## INFORMATION
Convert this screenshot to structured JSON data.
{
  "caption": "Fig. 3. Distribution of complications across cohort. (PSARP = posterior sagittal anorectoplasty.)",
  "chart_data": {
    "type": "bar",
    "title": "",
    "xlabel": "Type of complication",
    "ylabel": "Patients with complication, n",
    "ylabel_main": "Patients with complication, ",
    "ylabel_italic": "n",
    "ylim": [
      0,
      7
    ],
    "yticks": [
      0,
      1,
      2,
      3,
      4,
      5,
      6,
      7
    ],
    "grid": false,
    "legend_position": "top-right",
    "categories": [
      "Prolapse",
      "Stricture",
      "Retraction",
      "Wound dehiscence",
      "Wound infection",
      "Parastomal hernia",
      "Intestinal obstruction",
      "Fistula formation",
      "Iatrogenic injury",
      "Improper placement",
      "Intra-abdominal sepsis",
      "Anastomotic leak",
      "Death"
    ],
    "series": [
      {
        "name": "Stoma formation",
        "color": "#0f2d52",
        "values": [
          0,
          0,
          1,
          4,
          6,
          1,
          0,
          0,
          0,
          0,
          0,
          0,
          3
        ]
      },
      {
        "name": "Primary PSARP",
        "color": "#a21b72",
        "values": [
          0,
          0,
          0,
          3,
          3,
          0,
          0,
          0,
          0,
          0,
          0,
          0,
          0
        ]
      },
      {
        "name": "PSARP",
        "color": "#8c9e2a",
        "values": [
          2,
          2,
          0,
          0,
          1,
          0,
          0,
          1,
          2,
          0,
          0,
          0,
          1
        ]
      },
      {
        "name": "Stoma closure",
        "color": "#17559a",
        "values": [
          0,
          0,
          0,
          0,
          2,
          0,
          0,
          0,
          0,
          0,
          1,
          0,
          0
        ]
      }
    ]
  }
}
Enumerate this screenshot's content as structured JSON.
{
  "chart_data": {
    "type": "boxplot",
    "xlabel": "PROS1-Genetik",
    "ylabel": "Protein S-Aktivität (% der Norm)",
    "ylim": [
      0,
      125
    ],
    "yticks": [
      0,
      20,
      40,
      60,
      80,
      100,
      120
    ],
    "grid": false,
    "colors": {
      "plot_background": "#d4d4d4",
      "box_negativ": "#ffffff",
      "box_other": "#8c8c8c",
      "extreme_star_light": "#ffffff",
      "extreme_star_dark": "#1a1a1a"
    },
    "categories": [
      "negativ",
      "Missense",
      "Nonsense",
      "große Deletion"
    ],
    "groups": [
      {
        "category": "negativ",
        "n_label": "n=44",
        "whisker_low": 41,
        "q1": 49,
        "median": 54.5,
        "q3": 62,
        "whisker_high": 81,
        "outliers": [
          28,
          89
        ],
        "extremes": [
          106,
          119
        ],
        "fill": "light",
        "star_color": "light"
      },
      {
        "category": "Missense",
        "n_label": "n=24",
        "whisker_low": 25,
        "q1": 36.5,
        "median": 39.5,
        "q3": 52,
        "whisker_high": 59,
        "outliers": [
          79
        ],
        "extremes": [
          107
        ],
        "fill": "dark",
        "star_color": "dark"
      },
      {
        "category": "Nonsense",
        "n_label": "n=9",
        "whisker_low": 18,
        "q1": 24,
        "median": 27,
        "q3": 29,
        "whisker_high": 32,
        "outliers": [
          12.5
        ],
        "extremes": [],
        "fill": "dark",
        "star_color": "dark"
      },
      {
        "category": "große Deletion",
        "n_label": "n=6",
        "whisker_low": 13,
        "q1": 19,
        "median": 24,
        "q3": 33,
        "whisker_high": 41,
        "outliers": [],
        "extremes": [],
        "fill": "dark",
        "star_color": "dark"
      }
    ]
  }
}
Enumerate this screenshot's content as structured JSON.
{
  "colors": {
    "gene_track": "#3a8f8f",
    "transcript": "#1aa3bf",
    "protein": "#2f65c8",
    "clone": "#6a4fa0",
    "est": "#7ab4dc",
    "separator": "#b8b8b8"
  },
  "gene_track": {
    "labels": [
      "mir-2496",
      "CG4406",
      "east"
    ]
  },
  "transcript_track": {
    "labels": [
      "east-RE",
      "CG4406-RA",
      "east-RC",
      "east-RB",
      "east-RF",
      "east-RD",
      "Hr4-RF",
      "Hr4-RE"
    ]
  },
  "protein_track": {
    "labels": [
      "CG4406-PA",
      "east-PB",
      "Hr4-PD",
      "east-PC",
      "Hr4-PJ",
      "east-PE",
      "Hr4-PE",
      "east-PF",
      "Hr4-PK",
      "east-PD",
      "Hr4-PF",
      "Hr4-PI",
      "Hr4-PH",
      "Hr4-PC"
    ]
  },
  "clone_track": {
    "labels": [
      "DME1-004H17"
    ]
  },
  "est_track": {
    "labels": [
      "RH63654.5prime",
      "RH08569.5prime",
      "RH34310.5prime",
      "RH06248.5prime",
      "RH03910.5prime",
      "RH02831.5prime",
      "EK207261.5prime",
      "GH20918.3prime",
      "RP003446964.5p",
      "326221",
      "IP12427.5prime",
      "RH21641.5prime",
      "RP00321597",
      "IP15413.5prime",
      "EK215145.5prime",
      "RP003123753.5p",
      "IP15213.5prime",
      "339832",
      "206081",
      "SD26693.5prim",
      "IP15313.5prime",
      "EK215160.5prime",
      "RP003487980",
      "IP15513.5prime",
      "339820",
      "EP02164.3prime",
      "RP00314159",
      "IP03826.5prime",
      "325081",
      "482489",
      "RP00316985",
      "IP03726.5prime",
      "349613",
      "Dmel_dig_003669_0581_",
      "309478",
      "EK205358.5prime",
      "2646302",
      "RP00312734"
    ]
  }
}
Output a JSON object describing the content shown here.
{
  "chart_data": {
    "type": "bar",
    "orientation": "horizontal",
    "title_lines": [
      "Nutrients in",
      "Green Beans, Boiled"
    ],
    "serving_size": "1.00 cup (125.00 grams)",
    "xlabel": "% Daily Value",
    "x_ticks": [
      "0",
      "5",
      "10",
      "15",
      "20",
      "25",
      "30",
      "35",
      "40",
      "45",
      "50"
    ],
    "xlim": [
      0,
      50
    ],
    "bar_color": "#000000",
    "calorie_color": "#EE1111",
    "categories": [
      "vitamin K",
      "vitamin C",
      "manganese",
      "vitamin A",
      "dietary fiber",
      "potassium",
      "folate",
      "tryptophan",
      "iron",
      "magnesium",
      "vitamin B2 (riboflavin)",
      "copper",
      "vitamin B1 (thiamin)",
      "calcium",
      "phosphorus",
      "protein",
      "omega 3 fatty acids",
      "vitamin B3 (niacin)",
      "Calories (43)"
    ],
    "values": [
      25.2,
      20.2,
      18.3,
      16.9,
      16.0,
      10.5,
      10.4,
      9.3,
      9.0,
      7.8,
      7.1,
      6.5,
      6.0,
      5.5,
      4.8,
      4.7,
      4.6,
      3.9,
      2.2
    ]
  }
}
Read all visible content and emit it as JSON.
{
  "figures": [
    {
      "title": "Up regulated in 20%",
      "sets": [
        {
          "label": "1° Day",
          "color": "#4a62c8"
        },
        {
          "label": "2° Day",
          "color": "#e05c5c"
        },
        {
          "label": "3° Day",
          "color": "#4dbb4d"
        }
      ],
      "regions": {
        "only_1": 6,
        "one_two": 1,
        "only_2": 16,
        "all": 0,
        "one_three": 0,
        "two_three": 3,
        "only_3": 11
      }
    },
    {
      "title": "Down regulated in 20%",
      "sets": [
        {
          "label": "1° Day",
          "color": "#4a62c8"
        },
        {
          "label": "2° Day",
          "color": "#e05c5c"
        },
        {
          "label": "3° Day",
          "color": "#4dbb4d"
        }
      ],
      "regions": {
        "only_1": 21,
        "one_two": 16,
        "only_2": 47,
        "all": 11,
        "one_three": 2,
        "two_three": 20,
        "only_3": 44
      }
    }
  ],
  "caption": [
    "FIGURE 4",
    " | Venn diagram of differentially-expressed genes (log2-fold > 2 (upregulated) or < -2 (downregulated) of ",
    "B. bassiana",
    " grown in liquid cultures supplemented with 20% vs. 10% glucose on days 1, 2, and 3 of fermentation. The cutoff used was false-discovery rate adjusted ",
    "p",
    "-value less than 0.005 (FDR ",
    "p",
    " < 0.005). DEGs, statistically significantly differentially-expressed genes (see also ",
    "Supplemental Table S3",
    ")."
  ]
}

## YOUR INSTRUCTIONS
Take every line above where "JSON" appears and copy it.

## RESULT BELOW
Convert this screenshot to structured JSON data.
Enumerate this screenshot's content as structured JSON.
Enumerate this screenshot's content as structured JSON.
Output a JSON object describing the content shown here.
Read all visible content and emit it as JSON.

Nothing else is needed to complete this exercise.